TASK BRIEF ▸ Write out all of the entries exactly as given.
%%
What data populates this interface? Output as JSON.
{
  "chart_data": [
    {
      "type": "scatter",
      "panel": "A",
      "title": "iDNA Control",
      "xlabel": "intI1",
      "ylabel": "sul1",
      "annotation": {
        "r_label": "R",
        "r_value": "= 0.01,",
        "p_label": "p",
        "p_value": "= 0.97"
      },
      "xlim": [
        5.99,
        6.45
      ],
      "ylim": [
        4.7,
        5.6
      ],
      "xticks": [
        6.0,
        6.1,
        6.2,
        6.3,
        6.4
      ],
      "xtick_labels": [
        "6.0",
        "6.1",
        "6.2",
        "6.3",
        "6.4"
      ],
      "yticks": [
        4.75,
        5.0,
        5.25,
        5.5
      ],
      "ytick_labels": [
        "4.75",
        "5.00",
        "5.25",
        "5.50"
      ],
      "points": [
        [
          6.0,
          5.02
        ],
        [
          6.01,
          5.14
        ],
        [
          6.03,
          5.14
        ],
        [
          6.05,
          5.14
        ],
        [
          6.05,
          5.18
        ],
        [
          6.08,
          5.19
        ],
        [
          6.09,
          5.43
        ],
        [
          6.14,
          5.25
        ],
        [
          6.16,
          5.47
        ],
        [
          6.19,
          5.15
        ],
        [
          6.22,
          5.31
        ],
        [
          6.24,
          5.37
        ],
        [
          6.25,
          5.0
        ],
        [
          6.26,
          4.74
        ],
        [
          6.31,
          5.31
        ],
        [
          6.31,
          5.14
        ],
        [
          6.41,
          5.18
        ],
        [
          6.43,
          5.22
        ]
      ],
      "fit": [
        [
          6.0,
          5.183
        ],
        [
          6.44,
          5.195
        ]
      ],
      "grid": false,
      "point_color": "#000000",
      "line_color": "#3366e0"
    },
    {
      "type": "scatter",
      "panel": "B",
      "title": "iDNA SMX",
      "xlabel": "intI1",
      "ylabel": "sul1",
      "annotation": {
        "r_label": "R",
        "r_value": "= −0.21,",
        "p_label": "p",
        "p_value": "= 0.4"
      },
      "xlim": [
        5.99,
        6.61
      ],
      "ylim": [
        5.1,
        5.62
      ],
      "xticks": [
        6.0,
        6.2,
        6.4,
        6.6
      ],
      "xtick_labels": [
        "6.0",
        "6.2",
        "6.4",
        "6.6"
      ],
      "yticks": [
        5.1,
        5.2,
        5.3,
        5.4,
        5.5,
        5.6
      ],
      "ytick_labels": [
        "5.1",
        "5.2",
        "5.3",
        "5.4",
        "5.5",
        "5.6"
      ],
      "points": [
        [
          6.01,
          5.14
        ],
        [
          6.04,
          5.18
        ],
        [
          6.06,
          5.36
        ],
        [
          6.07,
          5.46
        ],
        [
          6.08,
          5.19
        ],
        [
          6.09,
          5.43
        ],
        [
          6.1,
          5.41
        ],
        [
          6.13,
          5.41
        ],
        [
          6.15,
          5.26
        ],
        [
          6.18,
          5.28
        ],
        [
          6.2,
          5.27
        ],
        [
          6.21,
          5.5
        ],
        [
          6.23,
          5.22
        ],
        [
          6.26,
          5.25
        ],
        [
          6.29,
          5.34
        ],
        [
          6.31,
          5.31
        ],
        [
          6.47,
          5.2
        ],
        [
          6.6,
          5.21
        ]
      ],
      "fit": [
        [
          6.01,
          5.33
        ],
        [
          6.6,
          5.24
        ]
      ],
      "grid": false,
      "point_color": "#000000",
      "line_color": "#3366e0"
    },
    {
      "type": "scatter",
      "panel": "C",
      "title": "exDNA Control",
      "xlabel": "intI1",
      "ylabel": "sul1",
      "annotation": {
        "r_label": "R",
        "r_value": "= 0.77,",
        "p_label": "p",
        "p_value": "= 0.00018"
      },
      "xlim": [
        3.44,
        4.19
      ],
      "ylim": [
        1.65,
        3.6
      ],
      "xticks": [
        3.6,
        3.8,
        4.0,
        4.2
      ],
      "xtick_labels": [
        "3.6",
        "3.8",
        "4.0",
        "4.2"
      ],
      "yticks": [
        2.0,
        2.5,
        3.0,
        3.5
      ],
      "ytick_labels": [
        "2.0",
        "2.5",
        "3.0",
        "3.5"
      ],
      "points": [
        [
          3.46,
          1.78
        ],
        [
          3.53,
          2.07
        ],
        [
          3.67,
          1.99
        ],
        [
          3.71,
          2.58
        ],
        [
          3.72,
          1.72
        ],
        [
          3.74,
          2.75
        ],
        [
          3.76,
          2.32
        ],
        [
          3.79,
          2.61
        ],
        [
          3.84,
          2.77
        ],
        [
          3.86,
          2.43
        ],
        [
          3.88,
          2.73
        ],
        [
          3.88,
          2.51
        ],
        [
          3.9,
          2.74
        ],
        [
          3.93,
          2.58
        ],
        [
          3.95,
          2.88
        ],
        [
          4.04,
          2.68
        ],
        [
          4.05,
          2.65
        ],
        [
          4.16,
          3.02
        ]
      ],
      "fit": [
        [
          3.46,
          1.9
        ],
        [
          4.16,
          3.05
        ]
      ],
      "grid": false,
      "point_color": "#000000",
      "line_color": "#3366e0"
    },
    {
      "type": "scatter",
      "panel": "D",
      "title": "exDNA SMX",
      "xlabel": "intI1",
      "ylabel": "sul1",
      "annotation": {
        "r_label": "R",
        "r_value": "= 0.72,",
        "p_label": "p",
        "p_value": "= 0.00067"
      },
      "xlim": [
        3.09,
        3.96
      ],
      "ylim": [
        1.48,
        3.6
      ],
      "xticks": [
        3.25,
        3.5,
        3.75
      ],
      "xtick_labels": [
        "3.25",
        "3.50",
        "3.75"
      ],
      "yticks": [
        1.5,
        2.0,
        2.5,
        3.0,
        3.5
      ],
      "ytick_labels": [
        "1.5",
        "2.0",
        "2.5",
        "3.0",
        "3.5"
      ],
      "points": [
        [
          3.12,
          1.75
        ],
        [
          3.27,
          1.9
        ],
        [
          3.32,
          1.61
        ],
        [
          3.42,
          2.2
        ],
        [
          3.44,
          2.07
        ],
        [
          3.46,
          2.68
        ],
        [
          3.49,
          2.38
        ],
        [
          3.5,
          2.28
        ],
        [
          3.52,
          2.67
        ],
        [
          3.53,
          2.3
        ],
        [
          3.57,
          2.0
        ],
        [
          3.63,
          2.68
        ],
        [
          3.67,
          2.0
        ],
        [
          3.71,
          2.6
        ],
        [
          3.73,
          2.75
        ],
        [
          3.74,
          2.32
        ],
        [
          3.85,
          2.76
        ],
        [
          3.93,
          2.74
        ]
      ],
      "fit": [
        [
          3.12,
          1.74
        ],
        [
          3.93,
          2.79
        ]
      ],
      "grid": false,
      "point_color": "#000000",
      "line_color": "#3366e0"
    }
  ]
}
%%
THE RESULT ▸
What data populates this interface? Output as JSON.
{
  "chart_data": [
    {
      "type": "scatter",
      "panel": "A",
      "title": "iDNA Control",
      "xlabel": "intI1",
      "ylabel": "sul1",
      "annotation": {
        "r_label": "R",
        "r_value": "= 0.01,",
        "p_label": "p",
        "p_value": "= 0.97"
      },
      "xlim": [
        5.99,
        6.45
      ],
      "ylim": [
        4.7,
        5.6
      ],
      "xticks": [
        6.0,
        6.1,
        6.2,
        6.3,
        6.4
      ],
      "xtick_labels": [
        "6.0",
        "6.1",
        "6.2",
        "6.3",
        "6.4"
      ],
      "yticks": [
        4.75,
        5.0,
        5.25,
        5.5
      ],
      "ytick_labels": [
        "4.75",
        "5.00",
        "5.25",
        "5.50"
      ],
      "points": [
        [
          6.0,
          5.02
        ],
        [
          6.01,
          5.14
        ],
        [
          6.03,
          5.14
        ],
        [
          6.05,
          5.14
        ],
        [
          6.05,
          5.18
        ],
        [
          6.08,
          5.19
        ],
        [
          6.09,
          5.43
        ],
        [
          6.14,
          5.25
        ],
        [
          6.16,
          5.47
        ],
        [
          6.19,
          5.15
        ],
        [
          6.22,
          5.31
        ],
        [
          6.24,
          5.37
        ],
        [
          6.25,
          5.0
        ],
        [
          6.26,
          4.74
        ],
        [
          6.31,
          5.31
        ],
        [
          6.31,
          5.14
        ],
        [
          6.41,
          5.18
        ],
        [
          6.43,
          5.22
        ]
      ],
      "fit": [
        [
          6.0,
          5.183
        ],
        [
          6.44,
          5.195
        ]
      ],
      "grid": false,
      "point_color": "#000000",
      "line_color": "#3366e0"
    },
    {
      "type": "scatter",
      "panel": "B",
      "title": "iDNA SMX",
      "xlabel": "intI1",
      "ylabel": "sul1",
      "annotation": {
        "r_label": "R",
        "r_value": "= −0.21,",
        "p_label": "p",
        "p_value": "= 0.4"
      },
      "xlim": [
        5.99,
        6.61
      ],
      "ylim": [
        5.1,
        5.62
      ],
      "xticks": [
        6.0,
        6.2,
        6.4,
        6.6
      ],
      "xtick_labels": [
        "6.0",
        "6.2",
        "6.4",
        "6.6"
      ],
      "yticks": [
        5.1,
        5.2,
        5.3,
        5.4,
        5.5,
        5.6
      ],
      "ytick_labels": [
        "5.1",
        "5.2",
        "5.3",
        "5.4",
        "5.5",
        "5.6"
      ],
      "points": [
        [
          6.01,
          5.14
        ],
        [
          6.04,
          5.18
        ],
        [
          6.06,
          5.36
        ],
        [
          6.07,
          5.46
        ],
        [
          6.08,
          5.19
        ],
        [
          6.09,
          5.43
        ],
        [
          6.1,
          5.41
        ],
        [
          6.13,
          5.41
        ],
        [
          6.15,
          5.26
        ],
        [
          6.18,
          5.28
        ],
        [
          6.2,
          5.27
        ],
        [
          6.21,
          5.5
        ],
        [
          6.23,
          5.22
        ],
        [
          6.26,
          5.25
        ],
        [
          6.29,
          5.34
        ],
        [
          6.31,
          5.31
        ],
        [
          6.47,
          5.2
        ],
        [
          6.6,
          5.21
        ]
      ],
      "fit": [
        [
          6.01,
          5.33
        ],
        [
          6.6,
          5.24
        ]
      ],
      "grid": false,
      "point_color": "#000000",
      "line_color": "#3366e0"
    },
    {
      "type": "scatter",
      "panel": "C",
      "title": "exDNA Control",
      "xlabel": "intI1",
      "ylabel": "sul1",
      "annotation": {
        "r_label": "R",
        "r_value": "= 0.77,",
        "p_label": "p",
        "p_value": "= 0.00018"
      },
      "xlim": [
        3.44,
        4.19
      ],
      "ylim": [
        1.65,
        3.6
      ],
      "xticks": [
        3.6,
        3.8,
        4.0,
        4.2
      ],
      "xtick_labels": [
        "3.6",
        "3.8",
        "4.0",
        "4.2"
      ],
      "yticks": [
        2.0,
        2.5,
        3.0,
        3.5
      ],
      "ytick_labels": [
        "2.0",
        "2.5",
        "3.0",
        "3.5"
      ],
      "points": [
        [
          3.46,
          1.78
        ],
        [
          3.53,
          2.07
        ],
        [
          3.67,
          1.99
        ],
        [
          3.71,
          2.58
        ],
        [
          3.72,
          1.72
        ],
        [
          3.74,
          2.75
        ],
        [
          3.76,
          2.32
        ],
        [
          3.79,
          2.61
        ],
        [
          3.84,
          2.77
        ],
        [
          3.86,
          2.43
        ],
        [
          3.88,
          2.73
        ],
        [
          3.88,
          2.51
        ],
        [
          3.9,
          2.74
        ],
        [
          3.93,
          2.58
        ],
        [
          3.95,
          2.88
        ],
        [
          4.04,
          2.68
        ],
        [
          4.05,
          2.65
        ],
        [
          4.16,
          3.02
        ]
      ],
      "fit": [
        [
          3.46,
          1.9
        ],
        [
          4.16,
          3.05
        ]
      ],
      "grid": false,
      "point_color": "#000000",
      "line_color": "#3366e0"
    },
    {
      "type": "scatter",
      "panel": "D",
      "title": "exDNA SMX",
      "xlabel": "intI1",
      "ylabel": "sul1",
      "annotation": {
        "r_label": "R",
        "r_value": "= 0.72,",
        "p_label": "p",
        "p_value": "= 0.00067"
      },
      "xlim": [
        3.09,
        3.96
      ],
      "ylim": [
        1.48,
        3.6
      ],
      "xticks": [
        3.25,
        3.5,
        3.75
      ],
      "xtick_labels": [
        "3.25",
        "3.50",
        "3.75"
      ],
      "yticks": [
        1.5,
        2.0,
        2.5,
        3.0,
        3.5
      ],
      "ytick_labels": [
        "1.5",
        "2.0",
        "2.5",
        "3.0",
        "3.5"
      ],
      "points": [
        [
          3.12,
          1.75
        ],
        [
          3.27,
          1.9
        ],
        [
          3.32,
          1.61
        ],
        [
          3.42,
          2.2
        ],
        [
          3.44,
          2.07
        ],
        [
          3.46,
          2.68
        ],
        [
          3.49,
          2.38
        ],
        [
          3.5,
          2.28
        ],
        [
          3.52,
          2.67
        ],
        [
          3.53,
          2.3
        ],
        [
          3.57,
          2.0
        ],
        [
          3.63,
          2.68
        ],
        [
          3.67,
          2.0
        ],
        [
          3.71,
          2.6
        ],
        [
          3.73,
          2.75
        ],
        [
          3.74,
          2.32
        ],
        [
          3.85,
          2.76
        ],
        [
          3.93,
          2.74
        ]
      ],
      "fit": [
        [
          3.12,
          1.74
        ],
        [
          3.93,
          2.79
        ]
      ],
      "grid": false,
      "point_color": "#000000",
      "line_color": "#3366e0"
    }
  ]
}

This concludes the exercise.